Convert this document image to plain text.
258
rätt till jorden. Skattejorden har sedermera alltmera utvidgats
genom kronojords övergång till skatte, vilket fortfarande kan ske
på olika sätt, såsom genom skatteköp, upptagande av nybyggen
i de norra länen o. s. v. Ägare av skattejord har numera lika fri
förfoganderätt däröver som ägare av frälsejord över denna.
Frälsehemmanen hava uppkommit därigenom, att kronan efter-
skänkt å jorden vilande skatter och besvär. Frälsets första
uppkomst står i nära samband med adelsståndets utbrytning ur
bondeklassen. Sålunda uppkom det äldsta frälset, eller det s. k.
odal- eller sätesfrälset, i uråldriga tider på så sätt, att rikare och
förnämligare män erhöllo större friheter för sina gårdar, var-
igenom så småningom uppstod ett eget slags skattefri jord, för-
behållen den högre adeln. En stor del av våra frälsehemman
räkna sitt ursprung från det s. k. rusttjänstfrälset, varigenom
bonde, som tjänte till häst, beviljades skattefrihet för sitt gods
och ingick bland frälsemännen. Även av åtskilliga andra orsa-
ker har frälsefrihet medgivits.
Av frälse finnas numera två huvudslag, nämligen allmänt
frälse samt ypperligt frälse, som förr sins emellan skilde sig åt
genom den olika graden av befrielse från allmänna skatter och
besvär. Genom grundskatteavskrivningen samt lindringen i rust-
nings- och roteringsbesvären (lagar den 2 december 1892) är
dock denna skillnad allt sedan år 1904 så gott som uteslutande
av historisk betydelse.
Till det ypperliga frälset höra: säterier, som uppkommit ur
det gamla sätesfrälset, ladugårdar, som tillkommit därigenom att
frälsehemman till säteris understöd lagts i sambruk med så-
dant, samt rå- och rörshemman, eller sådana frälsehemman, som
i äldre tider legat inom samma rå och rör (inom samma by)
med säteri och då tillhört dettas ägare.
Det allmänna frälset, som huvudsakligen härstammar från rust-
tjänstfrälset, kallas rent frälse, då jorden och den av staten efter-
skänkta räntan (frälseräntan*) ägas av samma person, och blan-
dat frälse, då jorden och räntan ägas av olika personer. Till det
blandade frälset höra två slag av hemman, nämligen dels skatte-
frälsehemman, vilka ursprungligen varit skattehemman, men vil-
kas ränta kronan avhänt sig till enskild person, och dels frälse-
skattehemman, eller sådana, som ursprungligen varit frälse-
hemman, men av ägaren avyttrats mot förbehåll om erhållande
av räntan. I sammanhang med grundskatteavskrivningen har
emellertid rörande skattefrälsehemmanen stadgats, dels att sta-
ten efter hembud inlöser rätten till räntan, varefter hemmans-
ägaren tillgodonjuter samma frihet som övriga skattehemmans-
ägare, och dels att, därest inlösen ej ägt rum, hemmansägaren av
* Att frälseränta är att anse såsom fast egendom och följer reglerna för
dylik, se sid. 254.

____

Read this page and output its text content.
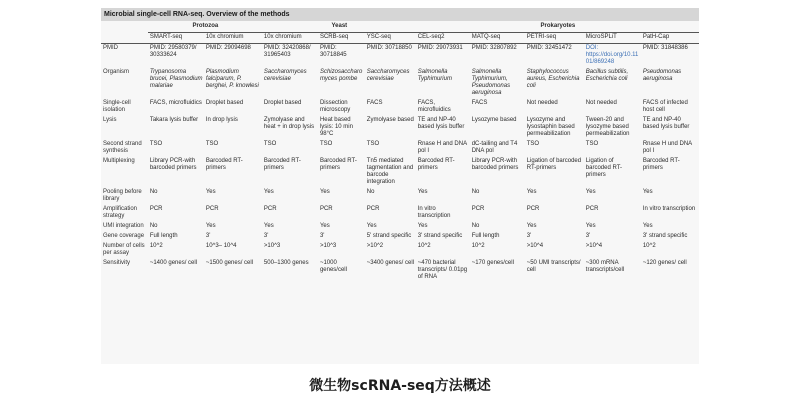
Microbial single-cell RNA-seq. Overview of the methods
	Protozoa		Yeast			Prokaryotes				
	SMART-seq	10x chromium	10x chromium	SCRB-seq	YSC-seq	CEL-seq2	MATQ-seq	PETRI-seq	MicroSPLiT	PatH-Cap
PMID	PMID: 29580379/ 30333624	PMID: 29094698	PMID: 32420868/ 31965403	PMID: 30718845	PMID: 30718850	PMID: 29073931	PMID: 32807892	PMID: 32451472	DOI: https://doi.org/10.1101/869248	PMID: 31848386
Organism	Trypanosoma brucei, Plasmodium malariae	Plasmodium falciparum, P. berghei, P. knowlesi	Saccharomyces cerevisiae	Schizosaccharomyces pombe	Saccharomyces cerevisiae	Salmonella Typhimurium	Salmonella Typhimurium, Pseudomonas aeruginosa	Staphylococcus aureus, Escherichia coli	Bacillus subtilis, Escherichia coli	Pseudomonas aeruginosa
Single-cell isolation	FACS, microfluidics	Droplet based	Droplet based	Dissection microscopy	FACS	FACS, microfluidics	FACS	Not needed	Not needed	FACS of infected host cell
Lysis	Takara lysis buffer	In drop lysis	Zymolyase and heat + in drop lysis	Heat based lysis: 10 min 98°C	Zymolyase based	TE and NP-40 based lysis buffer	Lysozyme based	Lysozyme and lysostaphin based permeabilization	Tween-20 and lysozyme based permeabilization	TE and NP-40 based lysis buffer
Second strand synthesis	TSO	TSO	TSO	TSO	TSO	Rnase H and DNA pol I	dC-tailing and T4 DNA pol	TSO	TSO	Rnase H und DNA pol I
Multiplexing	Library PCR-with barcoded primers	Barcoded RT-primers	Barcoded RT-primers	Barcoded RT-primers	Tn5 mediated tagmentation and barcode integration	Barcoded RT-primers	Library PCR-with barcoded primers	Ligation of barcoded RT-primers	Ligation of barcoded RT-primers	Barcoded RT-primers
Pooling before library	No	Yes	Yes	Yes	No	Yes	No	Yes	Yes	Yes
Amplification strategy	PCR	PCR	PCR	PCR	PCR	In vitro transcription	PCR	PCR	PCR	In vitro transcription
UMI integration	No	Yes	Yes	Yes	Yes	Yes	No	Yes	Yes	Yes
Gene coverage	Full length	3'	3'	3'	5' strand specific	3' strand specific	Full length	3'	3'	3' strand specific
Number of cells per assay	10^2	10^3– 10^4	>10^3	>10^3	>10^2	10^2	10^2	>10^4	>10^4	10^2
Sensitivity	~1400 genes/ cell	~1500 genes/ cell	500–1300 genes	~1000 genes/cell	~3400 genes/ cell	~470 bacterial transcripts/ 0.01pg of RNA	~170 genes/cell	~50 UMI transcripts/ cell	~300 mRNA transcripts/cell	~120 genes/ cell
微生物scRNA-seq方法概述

____

What this task involves ▸ How many of the lines in the listing hold "efter"? Only the number should be given.

Task output ▸ 3